### What the task requires
Look through the lines below and extract each one that contains "JSON".

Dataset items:
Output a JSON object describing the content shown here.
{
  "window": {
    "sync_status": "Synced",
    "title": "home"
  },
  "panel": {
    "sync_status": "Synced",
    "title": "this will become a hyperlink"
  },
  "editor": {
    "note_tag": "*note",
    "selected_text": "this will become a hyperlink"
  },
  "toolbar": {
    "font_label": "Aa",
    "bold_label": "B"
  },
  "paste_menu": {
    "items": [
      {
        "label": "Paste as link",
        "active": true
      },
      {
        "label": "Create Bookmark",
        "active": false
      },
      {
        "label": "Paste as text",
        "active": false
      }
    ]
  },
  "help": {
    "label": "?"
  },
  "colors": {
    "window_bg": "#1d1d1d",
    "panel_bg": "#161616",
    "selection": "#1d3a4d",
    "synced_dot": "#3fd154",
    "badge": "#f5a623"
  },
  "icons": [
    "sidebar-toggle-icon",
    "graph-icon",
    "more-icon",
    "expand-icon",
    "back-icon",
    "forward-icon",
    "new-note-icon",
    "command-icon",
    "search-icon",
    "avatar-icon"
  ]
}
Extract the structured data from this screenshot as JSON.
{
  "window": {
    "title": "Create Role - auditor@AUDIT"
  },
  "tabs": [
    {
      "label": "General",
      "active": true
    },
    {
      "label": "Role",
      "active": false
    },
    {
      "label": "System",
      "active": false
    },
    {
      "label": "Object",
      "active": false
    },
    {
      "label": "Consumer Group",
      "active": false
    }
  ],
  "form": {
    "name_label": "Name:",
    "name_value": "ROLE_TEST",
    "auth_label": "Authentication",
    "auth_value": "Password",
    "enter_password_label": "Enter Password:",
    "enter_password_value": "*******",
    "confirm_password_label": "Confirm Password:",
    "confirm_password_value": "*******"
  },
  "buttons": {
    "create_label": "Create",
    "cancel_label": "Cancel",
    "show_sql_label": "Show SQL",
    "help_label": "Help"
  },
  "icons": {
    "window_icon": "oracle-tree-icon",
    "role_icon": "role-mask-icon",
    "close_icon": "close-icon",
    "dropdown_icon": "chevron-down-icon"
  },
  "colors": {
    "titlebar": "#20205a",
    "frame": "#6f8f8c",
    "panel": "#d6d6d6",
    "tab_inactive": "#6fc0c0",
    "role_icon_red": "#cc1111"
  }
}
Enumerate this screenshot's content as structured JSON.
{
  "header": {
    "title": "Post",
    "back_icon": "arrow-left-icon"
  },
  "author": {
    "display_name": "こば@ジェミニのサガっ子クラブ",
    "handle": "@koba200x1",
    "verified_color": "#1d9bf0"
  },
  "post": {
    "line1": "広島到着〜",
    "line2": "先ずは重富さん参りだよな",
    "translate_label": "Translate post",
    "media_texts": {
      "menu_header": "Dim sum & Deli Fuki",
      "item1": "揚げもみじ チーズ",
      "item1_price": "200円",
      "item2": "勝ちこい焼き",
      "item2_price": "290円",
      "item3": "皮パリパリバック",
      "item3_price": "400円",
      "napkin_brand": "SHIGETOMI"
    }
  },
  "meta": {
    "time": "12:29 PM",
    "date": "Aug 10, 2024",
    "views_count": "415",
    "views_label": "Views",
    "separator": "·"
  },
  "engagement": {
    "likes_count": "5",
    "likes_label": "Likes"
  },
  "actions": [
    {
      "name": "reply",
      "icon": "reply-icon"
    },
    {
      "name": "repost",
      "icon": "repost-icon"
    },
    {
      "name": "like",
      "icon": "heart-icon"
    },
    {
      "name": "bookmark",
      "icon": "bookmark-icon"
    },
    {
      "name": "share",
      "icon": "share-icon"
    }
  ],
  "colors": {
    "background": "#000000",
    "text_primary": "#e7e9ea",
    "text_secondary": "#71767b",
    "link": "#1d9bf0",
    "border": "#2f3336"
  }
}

### Result
Output a JSON object describing the content shown here.
Extract the structured data from this screenshot as JSON.
Enumerate this screenshot's content as structured JSON.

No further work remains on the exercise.